**WRITTEN EXERCISE:** Pick out the lines below with "name" and list them.
■ ■ ■ ■
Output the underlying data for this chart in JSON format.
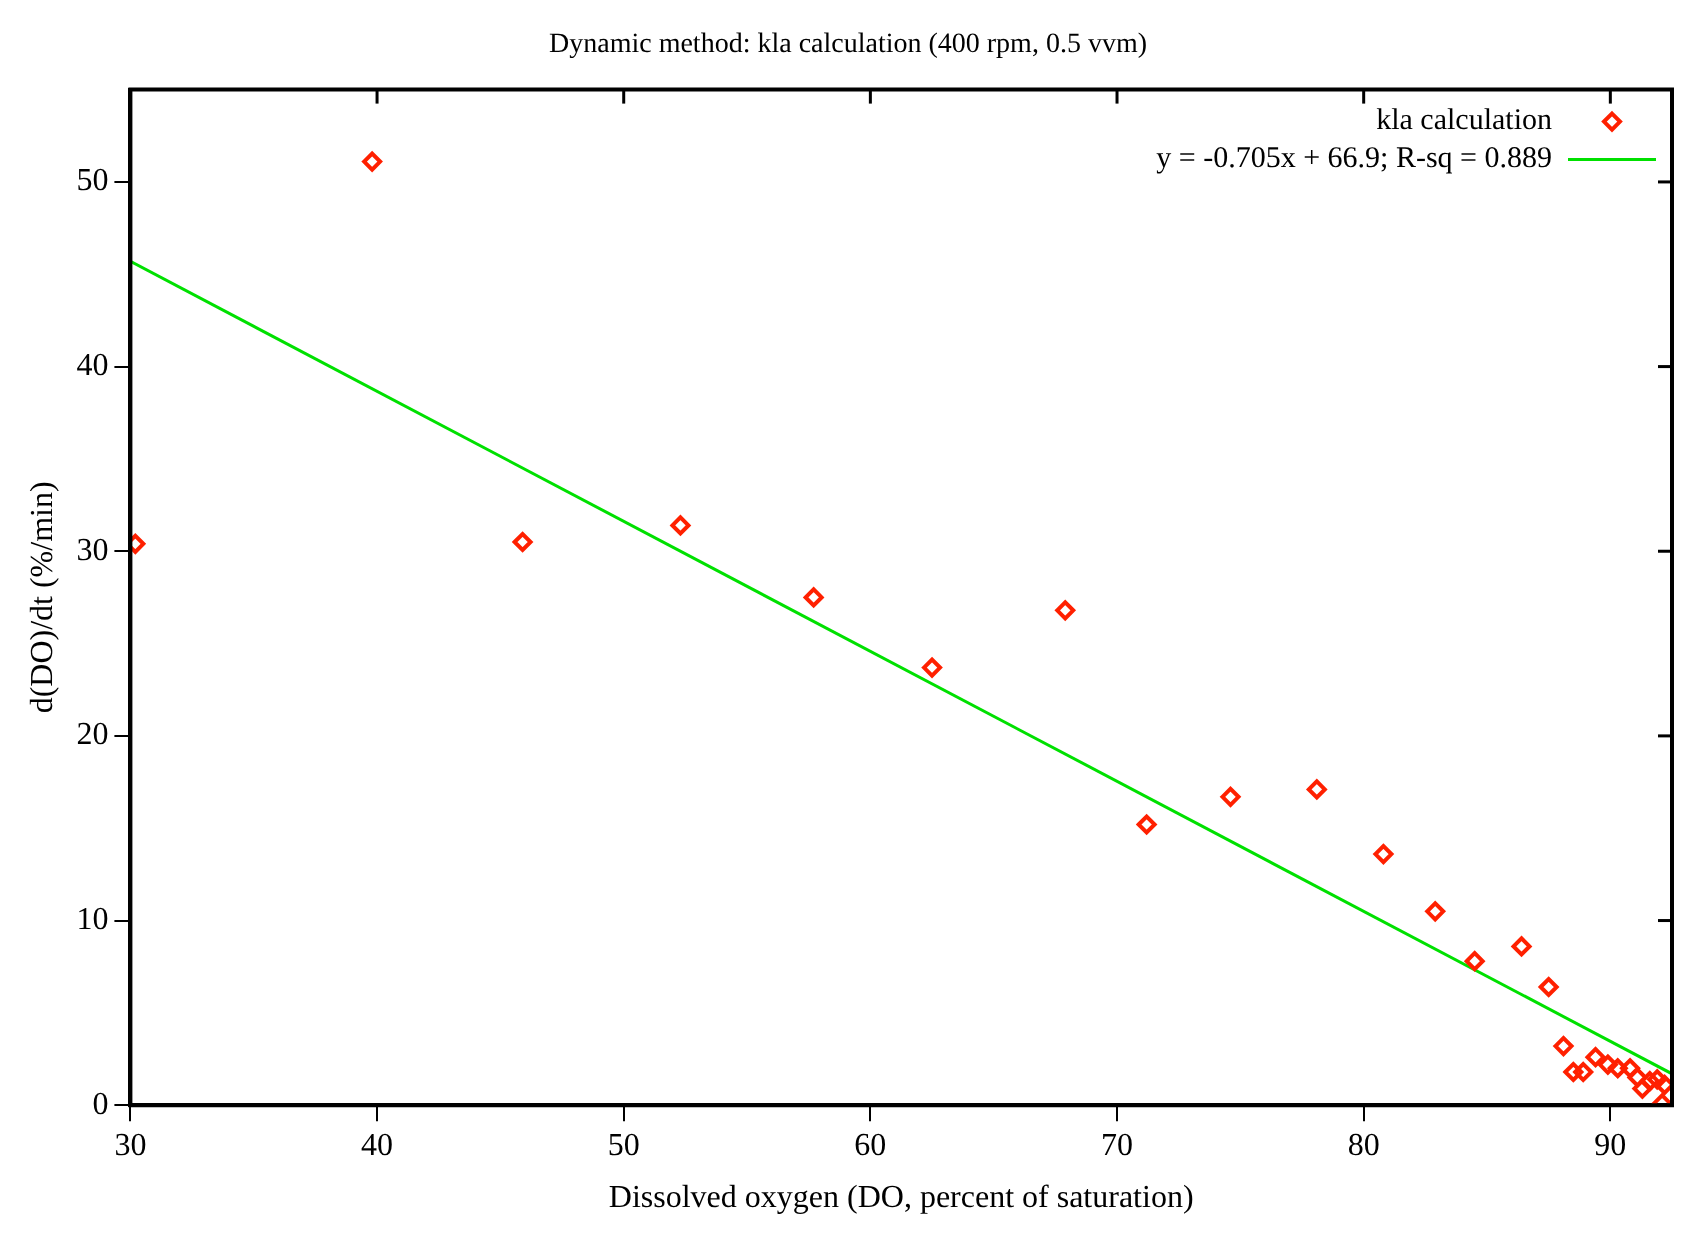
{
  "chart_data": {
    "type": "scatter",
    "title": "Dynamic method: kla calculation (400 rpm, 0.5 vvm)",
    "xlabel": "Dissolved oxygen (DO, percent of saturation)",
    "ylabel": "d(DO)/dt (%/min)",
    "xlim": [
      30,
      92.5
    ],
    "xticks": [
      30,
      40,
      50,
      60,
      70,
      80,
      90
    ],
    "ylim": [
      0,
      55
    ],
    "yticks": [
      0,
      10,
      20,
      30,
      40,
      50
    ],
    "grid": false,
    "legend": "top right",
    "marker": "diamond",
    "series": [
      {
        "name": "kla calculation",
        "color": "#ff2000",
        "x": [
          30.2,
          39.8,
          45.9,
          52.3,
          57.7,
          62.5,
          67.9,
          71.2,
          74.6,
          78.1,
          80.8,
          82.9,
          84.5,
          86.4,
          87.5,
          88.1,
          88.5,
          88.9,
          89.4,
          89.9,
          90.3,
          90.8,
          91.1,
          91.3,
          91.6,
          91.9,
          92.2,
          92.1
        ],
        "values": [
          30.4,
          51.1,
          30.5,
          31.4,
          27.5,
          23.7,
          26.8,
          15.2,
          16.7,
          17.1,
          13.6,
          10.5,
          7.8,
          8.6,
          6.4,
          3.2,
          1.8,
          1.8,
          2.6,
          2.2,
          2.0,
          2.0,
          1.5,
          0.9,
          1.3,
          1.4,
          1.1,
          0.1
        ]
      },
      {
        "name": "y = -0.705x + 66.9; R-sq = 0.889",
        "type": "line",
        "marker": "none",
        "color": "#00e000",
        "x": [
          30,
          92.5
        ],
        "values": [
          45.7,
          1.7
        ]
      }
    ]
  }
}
■ ■ ■ ■
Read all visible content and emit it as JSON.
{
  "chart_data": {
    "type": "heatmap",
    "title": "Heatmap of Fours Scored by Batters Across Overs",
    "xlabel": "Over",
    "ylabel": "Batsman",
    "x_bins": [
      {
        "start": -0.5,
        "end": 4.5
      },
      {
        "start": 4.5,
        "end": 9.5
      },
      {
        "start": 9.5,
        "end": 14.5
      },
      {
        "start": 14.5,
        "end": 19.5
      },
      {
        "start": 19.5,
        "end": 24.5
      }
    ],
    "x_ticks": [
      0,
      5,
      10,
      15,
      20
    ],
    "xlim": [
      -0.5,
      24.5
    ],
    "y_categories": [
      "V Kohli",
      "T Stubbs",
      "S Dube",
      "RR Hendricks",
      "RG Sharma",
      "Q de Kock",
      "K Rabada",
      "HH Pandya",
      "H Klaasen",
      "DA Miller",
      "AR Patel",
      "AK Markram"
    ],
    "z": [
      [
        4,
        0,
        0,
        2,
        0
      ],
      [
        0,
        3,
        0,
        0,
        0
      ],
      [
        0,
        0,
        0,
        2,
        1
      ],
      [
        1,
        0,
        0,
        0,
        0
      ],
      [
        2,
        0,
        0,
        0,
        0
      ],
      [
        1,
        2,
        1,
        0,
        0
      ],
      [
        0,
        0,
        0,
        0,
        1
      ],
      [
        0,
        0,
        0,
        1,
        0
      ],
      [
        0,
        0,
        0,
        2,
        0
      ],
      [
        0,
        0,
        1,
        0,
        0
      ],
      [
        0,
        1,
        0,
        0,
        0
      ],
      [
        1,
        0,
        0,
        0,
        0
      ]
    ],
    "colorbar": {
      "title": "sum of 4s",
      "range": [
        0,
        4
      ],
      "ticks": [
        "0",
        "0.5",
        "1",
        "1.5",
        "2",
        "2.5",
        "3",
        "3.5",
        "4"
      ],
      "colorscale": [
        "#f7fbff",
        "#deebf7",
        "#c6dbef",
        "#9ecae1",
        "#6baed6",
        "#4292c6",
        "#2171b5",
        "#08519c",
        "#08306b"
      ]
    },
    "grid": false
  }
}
■ ■ ■ ■
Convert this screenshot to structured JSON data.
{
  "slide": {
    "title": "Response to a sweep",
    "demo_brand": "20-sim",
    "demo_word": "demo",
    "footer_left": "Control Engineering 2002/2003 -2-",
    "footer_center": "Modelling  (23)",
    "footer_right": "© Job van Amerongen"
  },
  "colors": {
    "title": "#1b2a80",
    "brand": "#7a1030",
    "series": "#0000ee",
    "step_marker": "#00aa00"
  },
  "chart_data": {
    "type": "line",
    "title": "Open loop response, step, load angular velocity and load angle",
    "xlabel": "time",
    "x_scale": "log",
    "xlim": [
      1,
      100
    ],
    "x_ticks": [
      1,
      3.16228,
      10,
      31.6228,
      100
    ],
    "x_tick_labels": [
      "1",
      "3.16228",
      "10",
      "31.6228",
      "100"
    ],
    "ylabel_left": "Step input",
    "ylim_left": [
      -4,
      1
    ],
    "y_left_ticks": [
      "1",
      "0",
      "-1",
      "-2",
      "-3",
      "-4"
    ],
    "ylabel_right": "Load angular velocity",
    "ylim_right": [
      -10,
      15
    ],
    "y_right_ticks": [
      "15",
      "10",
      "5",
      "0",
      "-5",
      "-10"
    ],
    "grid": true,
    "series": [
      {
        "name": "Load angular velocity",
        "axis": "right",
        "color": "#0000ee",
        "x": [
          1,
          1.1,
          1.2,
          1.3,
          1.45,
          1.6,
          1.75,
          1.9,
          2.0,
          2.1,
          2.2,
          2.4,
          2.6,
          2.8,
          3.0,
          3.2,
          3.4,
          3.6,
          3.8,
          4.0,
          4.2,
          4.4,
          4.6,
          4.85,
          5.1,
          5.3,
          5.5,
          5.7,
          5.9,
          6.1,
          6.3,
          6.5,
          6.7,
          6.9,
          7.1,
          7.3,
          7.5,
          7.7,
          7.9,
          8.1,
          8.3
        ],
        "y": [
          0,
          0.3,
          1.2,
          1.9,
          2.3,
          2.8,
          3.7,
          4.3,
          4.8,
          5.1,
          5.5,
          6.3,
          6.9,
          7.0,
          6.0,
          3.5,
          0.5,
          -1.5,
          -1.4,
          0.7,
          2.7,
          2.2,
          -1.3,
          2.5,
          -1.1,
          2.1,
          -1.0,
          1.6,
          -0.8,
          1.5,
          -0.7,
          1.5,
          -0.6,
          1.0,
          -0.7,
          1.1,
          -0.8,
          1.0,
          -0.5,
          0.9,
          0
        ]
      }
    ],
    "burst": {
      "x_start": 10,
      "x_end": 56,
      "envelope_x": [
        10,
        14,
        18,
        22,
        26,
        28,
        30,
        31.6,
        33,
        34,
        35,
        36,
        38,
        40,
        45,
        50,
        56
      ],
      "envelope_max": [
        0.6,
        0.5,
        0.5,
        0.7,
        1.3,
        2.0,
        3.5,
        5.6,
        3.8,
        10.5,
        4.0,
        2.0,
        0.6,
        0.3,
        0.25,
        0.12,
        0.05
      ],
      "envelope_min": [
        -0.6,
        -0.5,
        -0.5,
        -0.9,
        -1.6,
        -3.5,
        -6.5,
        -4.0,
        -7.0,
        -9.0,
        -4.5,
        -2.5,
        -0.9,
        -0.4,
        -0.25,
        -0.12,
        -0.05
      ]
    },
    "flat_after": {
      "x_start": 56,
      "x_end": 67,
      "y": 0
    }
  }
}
■ ■ ■ ■
**RESPONSE:**
        "name": "kla calculation",
        "name": "y = -0.705x + 66.9; R-sq = 0.889",
        "name": "Load angular velocity",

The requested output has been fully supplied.